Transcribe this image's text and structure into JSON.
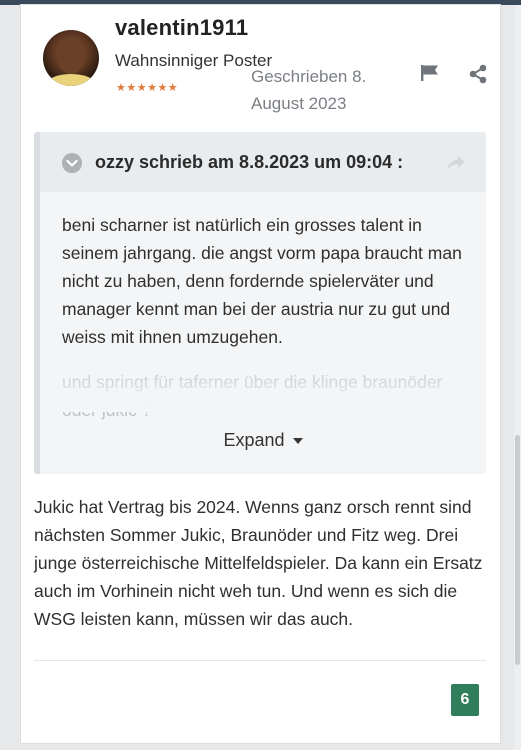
{
  "post": {
    "author": {
      "username": "valentin1911",
      "rank": "Wahnsinniger Poster",
      "stars": "★★★★★★"
    },
    "posted_label": "Geschrieben 8. August 2023",
    "quote": {
      "author_line": "ozzy schrieb am 8.8.2023 um 09:04 :",
      "text": "beni scharner ist natürlich ein grosses talent in seinem jahrgang. die angst vorm papa braucht man nicht zu haben, denn fordernde spielerväter und manager kennt man bei der austria nur zu gut und weiss mit ihnen umzugehen.",
      "text_more": "und springt für taferner über die klinge braunöder oder jukic ?",
      "expand_label": "Expand"
    },
    "body": "Jukic hat Vertrag bis 2024. Wenns ganz orsch rennt sind nächsten Sommer Jukic, Braunöder und Fitz weg. Drei junge österreichische Mittelfeldspieler. Da kann ein Ersatz auch im Vorhinein nicht weh tun. Und wenn es sich die WSG leisten kann, müssen wir das auch.",
    "reaction_count": "6"
  },
  "icons": {
    "report": "flag-icon",
    "share": "share-icon",
    "quote_toggle": "chevron-down-circle-icon",
    "quote_goto": "share-arrow-icon",
    "expand_caret": "caret-down-icon"
  },
  "colors": {
    "reaction_badge": "#2f7d5a",
    "stars": "#e07a3a",
    "muted_text": "#7a7f85"
  }
}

> Stated exercise
Repeat the listing in full and exactly. Leave any pictures out.

> Solution below
Transcribe this image's text and structure into JSON.
{
  "post": {
    "author": {
      "username": "valentin1911",
      "rank": "Wahnsinniger Poster",
      "stars": "★★★★★★"
    },
    "posted_label": "Geschrieben 8. August 2023",
    "quote": {
      "author_line": "ozzy schrieb am 8.8.2023 um 09:04 :",
      "text": "beni scharner ist natürlich ein grosses talent in seinem jahrgang. die angst vorm papa braucht man nicht zu haben, denn fordernde spielerväter und manager kennt man bei der austria nur zu gut und weiss mit ihnen umzugehen.",
      "text_more": "und springt für taferner über die klinge braunöder oder jukic ?",
      "expand_label": "Expand"
    },
    "body": "Jukic hat Vertrag bis 2024. Wenns ganz orsch rennt sind nächsten Sommer Jukic, Braunöder und Fitz weg. Drei junge österreichische Mittelfeldspieler. Da kann ein Ersatz auch im Vorhinein nicht weh tun. Und wenn es sich die WSG leisten kann, müssen wir das auch.",
    "reaction_count": "6"
  },
  "icons": {
    "report": "flag-icon",
    "share": "share-icon",
    "quote_toggle": "chevron-down-circle-icon",
    "quote_goto": "share-arrow-icon",
    "expand_caret": "caret-down-icon"
  },
  "colors": {
    "reaction_badge": "#2f7d5a",
    "stars": "#e07a3a",
    "muted_text": "#7a7f85"
  }
}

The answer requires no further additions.